── Raw records ──
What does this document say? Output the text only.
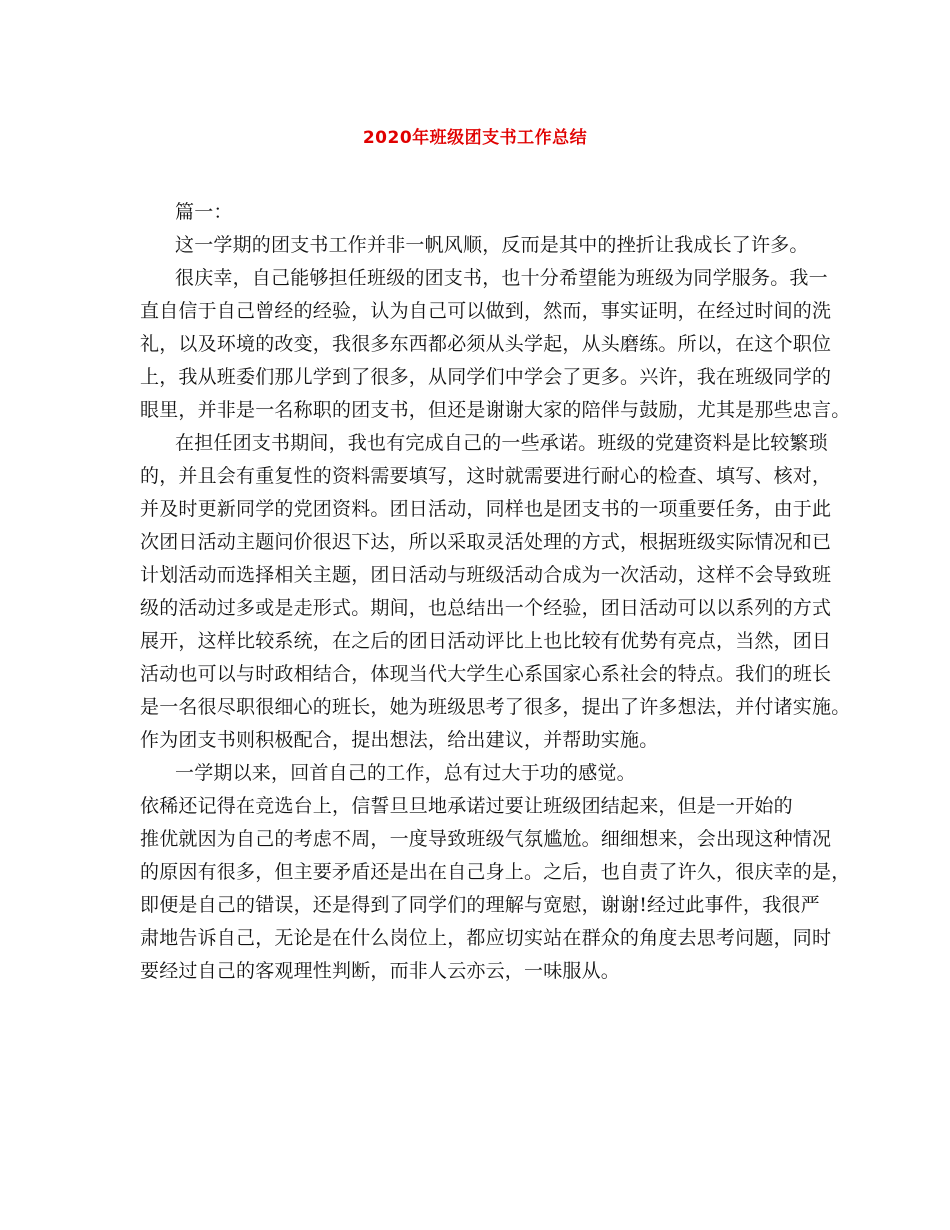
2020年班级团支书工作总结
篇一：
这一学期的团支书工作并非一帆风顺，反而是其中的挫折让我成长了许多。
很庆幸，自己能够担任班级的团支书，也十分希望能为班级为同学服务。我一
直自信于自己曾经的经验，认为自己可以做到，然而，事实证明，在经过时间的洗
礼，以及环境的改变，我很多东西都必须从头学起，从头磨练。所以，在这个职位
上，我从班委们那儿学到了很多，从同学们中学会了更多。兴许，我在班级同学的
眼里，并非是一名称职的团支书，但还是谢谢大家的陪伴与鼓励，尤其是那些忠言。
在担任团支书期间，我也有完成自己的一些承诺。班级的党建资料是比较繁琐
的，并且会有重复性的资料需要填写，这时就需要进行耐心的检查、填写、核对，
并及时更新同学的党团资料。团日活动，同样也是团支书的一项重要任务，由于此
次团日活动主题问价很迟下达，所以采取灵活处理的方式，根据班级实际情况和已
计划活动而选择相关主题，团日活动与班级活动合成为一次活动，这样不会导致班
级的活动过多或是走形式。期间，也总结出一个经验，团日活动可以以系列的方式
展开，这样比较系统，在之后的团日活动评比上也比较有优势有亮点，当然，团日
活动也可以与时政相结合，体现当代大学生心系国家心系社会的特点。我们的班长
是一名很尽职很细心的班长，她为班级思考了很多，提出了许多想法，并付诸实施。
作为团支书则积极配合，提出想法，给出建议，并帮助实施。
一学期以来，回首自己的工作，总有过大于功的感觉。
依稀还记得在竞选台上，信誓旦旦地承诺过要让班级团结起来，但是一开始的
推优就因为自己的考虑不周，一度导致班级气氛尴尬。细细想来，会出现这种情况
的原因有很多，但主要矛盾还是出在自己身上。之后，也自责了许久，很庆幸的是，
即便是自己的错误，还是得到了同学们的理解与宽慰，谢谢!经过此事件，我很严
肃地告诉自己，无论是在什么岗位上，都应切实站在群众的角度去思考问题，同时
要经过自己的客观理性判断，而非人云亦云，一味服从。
───
── Raw records ──
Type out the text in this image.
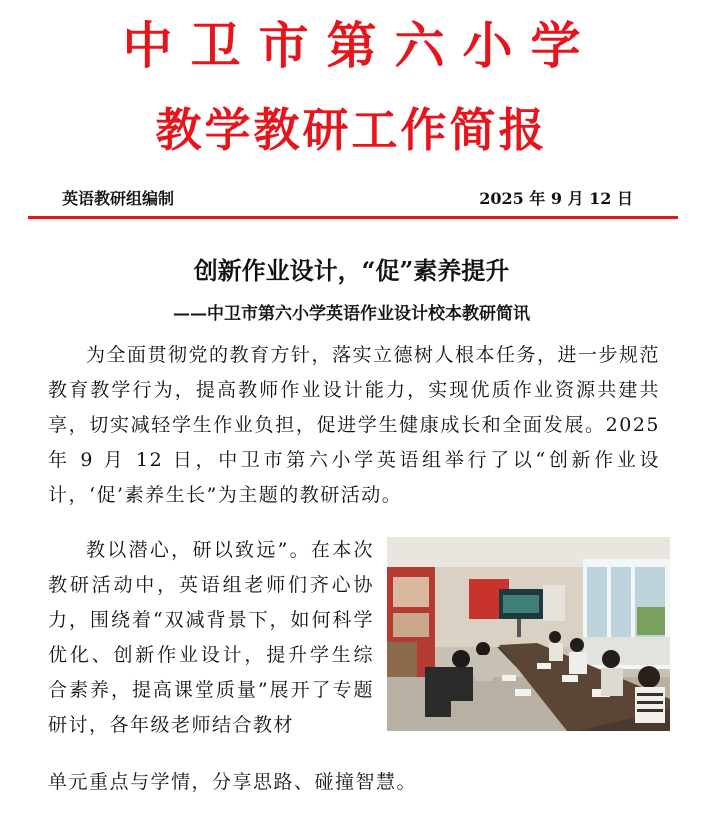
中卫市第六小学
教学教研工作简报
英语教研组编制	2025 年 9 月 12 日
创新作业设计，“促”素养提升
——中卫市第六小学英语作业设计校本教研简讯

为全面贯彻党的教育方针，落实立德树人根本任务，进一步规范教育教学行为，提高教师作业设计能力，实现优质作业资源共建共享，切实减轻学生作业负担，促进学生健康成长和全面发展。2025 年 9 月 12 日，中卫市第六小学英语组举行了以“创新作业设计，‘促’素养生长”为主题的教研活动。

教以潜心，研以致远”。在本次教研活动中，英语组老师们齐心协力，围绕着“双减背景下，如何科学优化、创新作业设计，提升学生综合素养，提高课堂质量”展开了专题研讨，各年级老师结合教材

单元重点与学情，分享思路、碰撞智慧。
───
── Raw records ──
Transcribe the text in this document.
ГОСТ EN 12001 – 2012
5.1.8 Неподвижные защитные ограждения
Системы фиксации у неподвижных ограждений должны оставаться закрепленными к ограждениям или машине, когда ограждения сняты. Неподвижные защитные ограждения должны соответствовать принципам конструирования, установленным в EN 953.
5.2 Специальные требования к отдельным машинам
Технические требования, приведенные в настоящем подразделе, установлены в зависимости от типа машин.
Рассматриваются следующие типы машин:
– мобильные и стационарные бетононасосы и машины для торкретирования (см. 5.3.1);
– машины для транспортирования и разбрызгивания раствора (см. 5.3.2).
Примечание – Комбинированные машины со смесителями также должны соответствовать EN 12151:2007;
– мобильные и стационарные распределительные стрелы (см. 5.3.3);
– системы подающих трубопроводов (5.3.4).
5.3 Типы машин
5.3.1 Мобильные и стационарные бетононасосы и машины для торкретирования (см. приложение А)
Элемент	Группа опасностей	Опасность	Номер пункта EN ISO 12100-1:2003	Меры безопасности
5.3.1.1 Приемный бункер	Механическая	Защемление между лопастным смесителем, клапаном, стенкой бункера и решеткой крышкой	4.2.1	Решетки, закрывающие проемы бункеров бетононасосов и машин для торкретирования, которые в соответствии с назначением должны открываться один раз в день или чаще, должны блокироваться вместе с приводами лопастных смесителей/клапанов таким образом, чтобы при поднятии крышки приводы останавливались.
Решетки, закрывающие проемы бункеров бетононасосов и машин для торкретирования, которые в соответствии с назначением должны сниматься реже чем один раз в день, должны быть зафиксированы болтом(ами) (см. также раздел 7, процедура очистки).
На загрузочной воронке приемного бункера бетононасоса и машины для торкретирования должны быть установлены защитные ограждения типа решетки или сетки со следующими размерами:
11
───
**Work to do:**
In the entries above, find each line with the word "text" and show it.

**Solved problem:**
What does this document say? Output the text only.
Type out the text in this image.
Transcribe the text in this document.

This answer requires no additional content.